- _Exercise details_
For each line of the data below that holds "kitchen", copy the line.

- _Given data_

■ ■ ■ ■ ■

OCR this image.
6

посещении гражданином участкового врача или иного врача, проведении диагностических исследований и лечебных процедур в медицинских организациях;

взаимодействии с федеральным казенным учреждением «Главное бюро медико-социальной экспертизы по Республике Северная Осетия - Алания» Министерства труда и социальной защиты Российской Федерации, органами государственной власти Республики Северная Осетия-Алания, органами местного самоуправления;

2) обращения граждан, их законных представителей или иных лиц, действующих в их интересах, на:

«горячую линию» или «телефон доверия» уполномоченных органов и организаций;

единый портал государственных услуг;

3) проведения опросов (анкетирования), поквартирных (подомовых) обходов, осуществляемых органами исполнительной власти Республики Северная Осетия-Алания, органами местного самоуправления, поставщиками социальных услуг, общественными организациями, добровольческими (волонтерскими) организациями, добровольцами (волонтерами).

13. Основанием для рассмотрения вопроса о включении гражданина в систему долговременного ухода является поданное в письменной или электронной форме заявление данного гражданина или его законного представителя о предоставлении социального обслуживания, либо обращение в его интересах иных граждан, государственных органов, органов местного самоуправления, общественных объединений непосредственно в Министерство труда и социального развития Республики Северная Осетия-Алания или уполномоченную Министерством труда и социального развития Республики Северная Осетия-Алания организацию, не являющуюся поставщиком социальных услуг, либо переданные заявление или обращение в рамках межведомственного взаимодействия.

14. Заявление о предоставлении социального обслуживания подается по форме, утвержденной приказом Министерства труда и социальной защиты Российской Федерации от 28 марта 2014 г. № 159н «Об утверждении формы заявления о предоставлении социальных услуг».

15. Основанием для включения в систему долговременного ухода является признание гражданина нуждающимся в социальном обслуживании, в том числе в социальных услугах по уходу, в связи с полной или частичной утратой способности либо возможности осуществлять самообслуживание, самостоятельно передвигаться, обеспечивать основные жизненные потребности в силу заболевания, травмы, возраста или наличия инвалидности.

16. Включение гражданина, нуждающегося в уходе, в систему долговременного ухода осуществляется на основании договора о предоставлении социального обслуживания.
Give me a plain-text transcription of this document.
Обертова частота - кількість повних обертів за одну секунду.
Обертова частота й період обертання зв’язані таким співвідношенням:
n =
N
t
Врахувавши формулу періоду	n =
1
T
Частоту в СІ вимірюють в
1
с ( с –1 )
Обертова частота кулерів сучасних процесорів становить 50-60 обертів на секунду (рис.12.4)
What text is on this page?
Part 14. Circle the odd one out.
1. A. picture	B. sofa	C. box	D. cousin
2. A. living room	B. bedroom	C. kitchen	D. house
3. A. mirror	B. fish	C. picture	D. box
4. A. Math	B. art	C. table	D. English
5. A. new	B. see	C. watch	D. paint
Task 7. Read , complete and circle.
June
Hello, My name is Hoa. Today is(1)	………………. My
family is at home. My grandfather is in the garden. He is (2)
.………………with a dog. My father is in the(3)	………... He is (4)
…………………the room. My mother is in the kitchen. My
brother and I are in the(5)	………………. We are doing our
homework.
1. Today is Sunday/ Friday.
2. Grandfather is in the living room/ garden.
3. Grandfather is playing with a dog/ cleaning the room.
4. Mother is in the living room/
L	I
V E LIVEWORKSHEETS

■ ■ ■ ■ ■

- _Result of the task_
2. A. living room	B. bedroom	C. kitchen	D. house
…………………the room. My mother is in the kitchen. My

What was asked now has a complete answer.